[A block of data]
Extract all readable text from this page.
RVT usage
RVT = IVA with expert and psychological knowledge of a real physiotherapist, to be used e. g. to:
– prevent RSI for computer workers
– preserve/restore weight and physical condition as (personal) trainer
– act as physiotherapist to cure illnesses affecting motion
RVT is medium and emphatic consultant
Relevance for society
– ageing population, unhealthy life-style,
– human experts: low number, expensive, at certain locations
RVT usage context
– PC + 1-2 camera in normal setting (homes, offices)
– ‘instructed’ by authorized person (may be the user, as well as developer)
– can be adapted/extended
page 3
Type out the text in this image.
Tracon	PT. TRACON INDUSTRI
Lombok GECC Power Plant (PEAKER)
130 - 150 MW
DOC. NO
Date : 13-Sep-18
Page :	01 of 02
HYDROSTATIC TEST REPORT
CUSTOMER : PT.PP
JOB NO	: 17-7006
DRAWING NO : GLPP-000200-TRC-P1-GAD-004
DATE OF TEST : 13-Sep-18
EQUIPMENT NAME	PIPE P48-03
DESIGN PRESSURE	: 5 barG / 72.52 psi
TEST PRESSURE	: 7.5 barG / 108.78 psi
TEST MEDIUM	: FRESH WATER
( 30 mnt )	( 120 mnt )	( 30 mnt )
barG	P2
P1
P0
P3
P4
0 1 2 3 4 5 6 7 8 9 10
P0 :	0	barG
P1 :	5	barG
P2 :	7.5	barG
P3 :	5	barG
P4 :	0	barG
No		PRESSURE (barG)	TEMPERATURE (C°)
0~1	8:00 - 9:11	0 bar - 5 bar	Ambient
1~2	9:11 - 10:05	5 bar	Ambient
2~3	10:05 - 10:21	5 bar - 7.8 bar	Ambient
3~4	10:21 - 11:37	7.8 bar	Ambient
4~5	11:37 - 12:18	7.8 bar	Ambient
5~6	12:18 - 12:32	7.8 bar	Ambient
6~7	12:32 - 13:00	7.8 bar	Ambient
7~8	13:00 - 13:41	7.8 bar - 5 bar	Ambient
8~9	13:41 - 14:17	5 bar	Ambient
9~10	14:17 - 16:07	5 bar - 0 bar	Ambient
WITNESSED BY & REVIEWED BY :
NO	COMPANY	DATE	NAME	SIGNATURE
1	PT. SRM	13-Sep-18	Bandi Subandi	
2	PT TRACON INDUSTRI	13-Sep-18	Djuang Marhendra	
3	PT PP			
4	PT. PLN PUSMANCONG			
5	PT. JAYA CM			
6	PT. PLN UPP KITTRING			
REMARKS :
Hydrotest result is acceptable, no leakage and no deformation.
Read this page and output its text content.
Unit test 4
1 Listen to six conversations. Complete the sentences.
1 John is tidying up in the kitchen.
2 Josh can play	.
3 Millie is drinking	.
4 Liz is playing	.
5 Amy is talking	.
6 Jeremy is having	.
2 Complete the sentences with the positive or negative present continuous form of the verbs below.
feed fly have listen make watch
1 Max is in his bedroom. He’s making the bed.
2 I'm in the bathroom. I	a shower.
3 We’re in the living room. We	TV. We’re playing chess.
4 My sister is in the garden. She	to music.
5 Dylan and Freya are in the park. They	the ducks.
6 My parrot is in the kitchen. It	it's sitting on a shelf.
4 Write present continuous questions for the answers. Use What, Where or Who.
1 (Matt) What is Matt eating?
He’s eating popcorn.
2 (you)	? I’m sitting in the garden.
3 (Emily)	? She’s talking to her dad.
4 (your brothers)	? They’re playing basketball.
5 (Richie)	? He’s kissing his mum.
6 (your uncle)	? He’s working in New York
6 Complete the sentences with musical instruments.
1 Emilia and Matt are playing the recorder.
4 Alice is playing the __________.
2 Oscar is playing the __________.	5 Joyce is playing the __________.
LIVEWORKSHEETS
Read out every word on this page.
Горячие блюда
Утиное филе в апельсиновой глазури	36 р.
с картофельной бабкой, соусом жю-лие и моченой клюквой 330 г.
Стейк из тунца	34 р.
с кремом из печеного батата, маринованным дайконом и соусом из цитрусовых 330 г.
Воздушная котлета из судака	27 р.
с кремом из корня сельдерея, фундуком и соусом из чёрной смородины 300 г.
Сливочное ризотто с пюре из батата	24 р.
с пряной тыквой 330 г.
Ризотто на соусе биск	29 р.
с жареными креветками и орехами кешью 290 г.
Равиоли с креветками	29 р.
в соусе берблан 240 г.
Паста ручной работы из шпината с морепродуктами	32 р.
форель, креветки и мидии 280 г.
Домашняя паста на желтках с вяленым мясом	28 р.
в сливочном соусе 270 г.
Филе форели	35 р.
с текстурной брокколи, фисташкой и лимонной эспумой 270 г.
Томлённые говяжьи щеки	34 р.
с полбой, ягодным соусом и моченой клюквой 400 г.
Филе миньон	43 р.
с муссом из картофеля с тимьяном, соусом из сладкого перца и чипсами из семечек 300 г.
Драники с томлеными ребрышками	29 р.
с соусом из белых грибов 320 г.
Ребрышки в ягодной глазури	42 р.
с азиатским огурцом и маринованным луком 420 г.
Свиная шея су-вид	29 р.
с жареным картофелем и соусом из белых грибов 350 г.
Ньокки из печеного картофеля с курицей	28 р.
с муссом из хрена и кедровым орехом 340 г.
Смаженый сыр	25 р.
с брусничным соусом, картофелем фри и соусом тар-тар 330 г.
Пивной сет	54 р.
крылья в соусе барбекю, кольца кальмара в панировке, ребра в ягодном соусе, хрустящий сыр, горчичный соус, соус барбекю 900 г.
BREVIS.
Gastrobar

[TASK REQUIREMENTS]
Every line of the material must be returned exactly as it appears.

[IN RESPONSE]
Extract all readable text from this page.
RVT usage
RVT = IVA with expert and psychological knowledge of a real physiotherapist, to be used e. g. to:
– prevent RSI for computer workers
– preserve/restore weight and physical condition as (personal) trainer
– act as physiotherapist to cure illnesses affecting motion
RVT is medium and emphatic consultant
Relevance for society
– ageing population, unhealthy life-style,
– human experts: low number, expensive, at certain locations
RVT usage context
– PC + 1-2 camera in normal setting (homes, offices)
– ‘instructed’ by authorized person (may be the user, as well as developer)
– can be adapted/extended
page 3
Type out the text in this image.
Tracon	PT. TRACON INDUSTRI
Lombok GECC Power Plant (PEAKER)
130 - 150 MW
DOC. NO
Date : 13-Sep-18
Page :	01 of 02
HYDROSTATIC TEST REPORT
CUSTOMER : PT.PP
JOB NO	: 17-7006
DRAWING NO : GLPP-000200-TRC-P1-GAD-004
DATE OF TEST : 13-Sep-18
EQUIPMENT NAME	PIPE P48-03
DESIGN PRESSURE	: 5 barG / 72.52 psi
TEST PRESSURE	: 7.5 barG / 108.78 psi
TEST MEDIUM	: FRESH WATER
( 30 mnt )	( 120 mnt )	( 30 mnt )
barG	P2
P1
P0
P3
P4
0 1 2 3 4 5 6 7 8 9 10
P0 :	0	barG
P1 :	5	barG
P2 :	7.5	barG
P3 :	5	barG
P4 :	0	barG
No		PRESSURE (barG)	TEMPERATURE (C°)
0~1	8:00 - 9:11	0 bar - 5 bar	Ambient
1~2	9:11 - 10:05	5 bar	Ambient
2~3	10:05 - 10:21	5 bar - 7.8 bar	Ambient
3~4	10:21 - 11:37	7.8 bar	Ambient
4~5	11:37 - 12:18	7.8 bar	Ambient
5~6	12:18 - 12:32	7.8 bar	Ambient
6~7	12:32 - 13:00	7.8 bar	Ambient
7~8	13:00 - 13:41	7.8 bar - 5 bar	Ambient
8~9	13:41 - 14:17	5 bar	Ambient
9~10	14:17 - 16:07	5 bar - 0 bar	Ambient
WITNESSED BY & REVIEWED BY :
NO	COMPANY	DATE	NAME	SIGNATURE
1	PT. SRM	13-Sep-18	Bandi Subandi	
2	PT TRACON INDUSTRI	13-Sep-18	Djuang Marhendra	
3	PT PP			
4	PT. PLN PUSMANCONG			
5	PT. JAYA CM			
6	PT. PLN UPP KITTRING			
REMARKS :
Hydrotest result is acceptable, no leakage and no deformation.
Read this page and output its text content.
Unit test 4
1 Listen to six conversations. Complete the sentences.
1 John is tidying up in the kitchen.
2 Josh can play	.
3 Millie is drinking	.
4 Liz is playing	.
5 Amy is talking	.
6 Jeremy is having	.
2 Complete the sentences with the positive or negative present continuous form of the verbs below.
feed fly have listen make watch
1 Max is in his bedroom. He’s making the bed.
2 I'm in the bathroom. I	a shower.
3 We’re in the living room. We	TV. We’re playing chess.
4 My sister is in the garden. She	to music.
5 Dylan and Freya are in the park. They	the ducks.
6 My parrot is in the kitchen. It	it's sitting on a shelf.
4 Write present continuous questions for the answers. Use What, Where or Who.
1 (Matt) What is Matt eating?
He’s eating popcorn.
2 (you)	? I’m sitting in the garden.
3 (Emily)	? She’s talking to her dad.
4 (your brothers)	? They’re playing basketball.
5 (Richie)	? He’s kissing his mum.
6 (your uncle)	? He’s working in New York
6 Complete the sentences with musical instruments.
1 Emilia and Matt are playing the recorder.
4 Alice is playing the __________.
2 Oscar is playing the __________.	5 Joyce is playing the __________.
LIVEWORKSHEETS
Read out every word on this page.
Горячие блюда
Утиное филе в апельсиновой глазури	36 р.
с картофельной бабкой, соусом жю-лие и моченой клюквой 330 г.
Стейк из тунца	34 р.
с кремом из печеного батата, маринованным дайконом и соусом из цитрусовых 330 г.
Воздушная котлета из судака	27 р.
с кремом из корня сельдерея, фундуком и соусом из чёрной смородины 300 г.
Сливочное ризотто с пюре из батата	24 р.
с пряной тыквой 330 г.
Ризотто на соусе биск	29 р.
с жареными креветками и орехами кешью 290 г.
Равиоли с креветками	29 р.
в соусе берблан 240 г.
Паста ручной работы из шпината с морепродуктами	32 р.
форель, креветки и мидии 280 г.
Домашняя паста на желтках с вяленым мясом	28 р.
в сливочном соусе 270 г.
Филе форели	35 р.
с текстурной брокколи, фисташкой и лимонной эспумой 270 г.
Томлённые говяжьи щеки	34 р.
с полбой, ягодным соусом и моченой клюквой 400 г.
Филе миньон	43 р.
с муссом из картофеля с тимьяном, соусом из сладкого перца и чипсами из семечек 300 г.
Драники с томлеными ребрышками	29 р.
с соусом из белых грибов 320 г.
Ребрышки в ягодной глазури	42 р.
с азиатским огурцом и маринованным луком 420 г.
Свиная шея су-вид	29 р.
с жареным картофелем и соусом из белых грибов 350 г.
Ньокки из печеного картофеля с курицей	28 р.
с муссом из хрена и кедровым орехом 340 г.
Смаженый сыр	25 р.
с брусничным соусом, картофелем фри и соусом тар-тар 330 г.
Пивной сет	54 р.
крылья в соусе барбекю, кольца кальмара в панировке, ребра в ягодном соусе, хрустящий сыр, горчичный соус, соус барбекю 900 г.
BREVIS.
Gastrobar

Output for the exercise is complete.